┌──

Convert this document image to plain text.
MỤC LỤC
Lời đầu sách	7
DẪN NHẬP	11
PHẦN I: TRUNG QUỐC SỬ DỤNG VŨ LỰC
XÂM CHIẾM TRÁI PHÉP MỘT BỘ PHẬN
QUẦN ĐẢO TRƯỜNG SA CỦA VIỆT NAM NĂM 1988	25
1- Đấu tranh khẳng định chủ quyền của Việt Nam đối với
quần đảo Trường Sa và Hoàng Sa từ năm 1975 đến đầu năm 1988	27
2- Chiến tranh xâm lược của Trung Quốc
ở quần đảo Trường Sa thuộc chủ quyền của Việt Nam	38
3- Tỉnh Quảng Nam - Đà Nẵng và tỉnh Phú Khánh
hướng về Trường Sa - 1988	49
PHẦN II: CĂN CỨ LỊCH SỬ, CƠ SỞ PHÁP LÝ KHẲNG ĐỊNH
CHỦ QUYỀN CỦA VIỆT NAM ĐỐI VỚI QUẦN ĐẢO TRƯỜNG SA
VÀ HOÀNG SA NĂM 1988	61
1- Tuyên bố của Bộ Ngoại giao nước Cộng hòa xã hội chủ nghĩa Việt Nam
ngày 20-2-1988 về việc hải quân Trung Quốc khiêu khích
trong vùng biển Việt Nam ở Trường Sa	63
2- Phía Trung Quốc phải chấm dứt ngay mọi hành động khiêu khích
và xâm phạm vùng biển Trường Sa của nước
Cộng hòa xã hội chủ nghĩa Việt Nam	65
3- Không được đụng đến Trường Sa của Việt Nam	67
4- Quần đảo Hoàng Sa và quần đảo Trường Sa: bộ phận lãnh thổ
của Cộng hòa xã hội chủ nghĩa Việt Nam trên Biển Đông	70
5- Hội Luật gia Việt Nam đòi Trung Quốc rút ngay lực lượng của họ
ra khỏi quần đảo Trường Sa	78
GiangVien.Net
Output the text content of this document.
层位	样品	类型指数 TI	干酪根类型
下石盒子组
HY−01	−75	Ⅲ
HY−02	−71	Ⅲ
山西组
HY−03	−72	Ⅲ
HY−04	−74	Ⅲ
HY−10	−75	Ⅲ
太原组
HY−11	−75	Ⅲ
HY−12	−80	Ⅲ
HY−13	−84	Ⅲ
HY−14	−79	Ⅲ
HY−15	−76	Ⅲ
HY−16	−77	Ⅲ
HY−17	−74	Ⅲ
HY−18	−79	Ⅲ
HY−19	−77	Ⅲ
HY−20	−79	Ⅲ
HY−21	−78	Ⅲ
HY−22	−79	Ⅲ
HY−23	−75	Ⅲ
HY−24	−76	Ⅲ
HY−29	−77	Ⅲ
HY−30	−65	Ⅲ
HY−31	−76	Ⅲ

└──

## Your task:
Identify the lines that hold the word "khích". Copy every one of them.

## Task solution:
ngày 20-2-1988 về việc hải quân Trung Quốc khiêu khích
2- Phía Trung Quốc phải chấm dứt ngay mọi hành động khiêu khích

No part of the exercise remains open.